Dataset content
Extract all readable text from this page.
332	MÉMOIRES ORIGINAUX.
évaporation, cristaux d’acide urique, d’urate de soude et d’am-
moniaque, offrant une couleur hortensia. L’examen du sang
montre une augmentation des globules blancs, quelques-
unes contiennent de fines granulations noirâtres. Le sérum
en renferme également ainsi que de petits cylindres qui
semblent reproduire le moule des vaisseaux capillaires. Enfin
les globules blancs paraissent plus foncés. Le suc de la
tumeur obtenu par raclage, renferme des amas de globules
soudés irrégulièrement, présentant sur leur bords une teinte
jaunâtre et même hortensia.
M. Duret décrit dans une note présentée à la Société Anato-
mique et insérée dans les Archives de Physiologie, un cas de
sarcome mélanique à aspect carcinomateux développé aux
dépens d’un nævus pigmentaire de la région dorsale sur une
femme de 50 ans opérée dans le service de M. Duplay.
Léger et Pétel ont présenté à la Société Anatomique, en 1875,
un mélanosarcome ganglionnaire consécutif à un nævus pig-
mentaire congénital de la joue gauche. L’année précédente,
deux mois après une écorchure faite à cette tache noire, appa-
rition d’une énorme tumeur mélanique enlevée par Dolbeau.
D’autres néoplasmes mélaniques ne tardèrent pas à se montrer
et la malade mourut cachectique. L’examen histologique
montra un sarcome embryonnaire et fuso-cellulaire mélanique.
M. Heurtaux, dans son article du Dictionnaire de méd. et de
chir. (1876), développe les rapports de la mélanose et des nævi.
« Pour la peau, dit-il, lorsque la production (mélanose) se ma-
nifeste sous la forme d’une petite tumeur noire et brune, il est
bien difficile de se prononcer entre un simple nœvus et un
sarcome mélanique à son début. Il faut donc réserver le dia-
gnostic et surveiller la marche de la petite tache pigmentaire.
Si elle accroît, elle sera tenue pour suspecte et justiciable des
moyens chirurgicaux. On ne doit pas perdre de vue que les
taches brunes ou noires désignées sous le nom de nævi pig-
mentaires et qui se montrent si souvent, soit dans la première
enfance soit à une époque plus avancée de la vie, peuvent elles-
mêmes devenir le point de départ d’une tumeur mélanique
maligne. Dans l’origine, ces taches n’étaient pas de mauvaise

The problem
Each line of the material should be duplicated exactly, please.

Answer to this exercise
Extract all readable text from this page.
332	MÉMOIRES ORIGINAUX.
évaporation, cristaux d’acide urique, d’urate de soude et d’am-
moniaque, offrant une couleur hortensia. L’examen du sang
montre une augmentation des globules blancs, quelques-
unes contiennent de fines granulations noirâtres. Le sérum
en renferme également ainsi que de petits cylindres qui
semblent reproduire le moule des vaisseaux capillaires. Enfin
les globules blancs paraissent plus foncés. Le suc de la
tumeur obtenu par raclage, renferme des amas de globules
soudés irrégulièrement, présentant sur leur bords une teinte
jaunâtre et même hortensia.
M. Duret décrit dans une note présentée à la Société Anato-
mique et insérée dans les Archives de Physiologie, un cas de
sarcome mélanique à aspect carcinomateux développé aux
dépens d’un nævus pigmentaire de la région dorsale sur une
femme de 50 ans opérée dans le service de M. Duplay.
Léger et Pétel ont présenté à la Société Anatomique, en 1875,
un mélanosarcome ganglionnaire consécutif à un nævus pig-
mentaire congénital de la joue gauche. L’année précédente,
deux mois après une écorchure faite à cette tache noire, appa-
rition d’une énorme tumeur mélanique enlevée par Dolbeau.
D’autres néoplasmes mélaniques ne tardèrent pas à se montrer
et la malade mourut cachectique. L’examen histologique
montra un sarcome embryonnaire et fuso-cellulaire mélanique.
M. Heurtaux, dans son article du Dictionnaire de méd. et de
chir. (1876), développe les rapports de la mélanose et des nævi.
« Pour la peau, dit-il, lorsque la production (mélanose) se ma-
nifeste sous la forme d’une petite tumeur noire et brune, il est
bien difficile de se prononcer entre un simple nœvus et un
sarcome mélanique à son début. Il faut donc réserver le dia-
gnostic et surveiller la marche de la petite tache pigmentaire.
Si elle accroît, elle sera tenue pour suspecte et justiciable des
moyens chirurgicaux. On ne doit pas perdre de vue que les
taches brunes ou noires désignées sous le nom de nævi pig-
mentaires et qui se montrent si souvent, soit dans la première
enfance soit à une époque plus avancée de la vie, peuvent elles-
mêmes devenir le point de départ d’une tumeur mélanique
maligne. Dans l’origine, ces taches n’étaient pas de mauvaise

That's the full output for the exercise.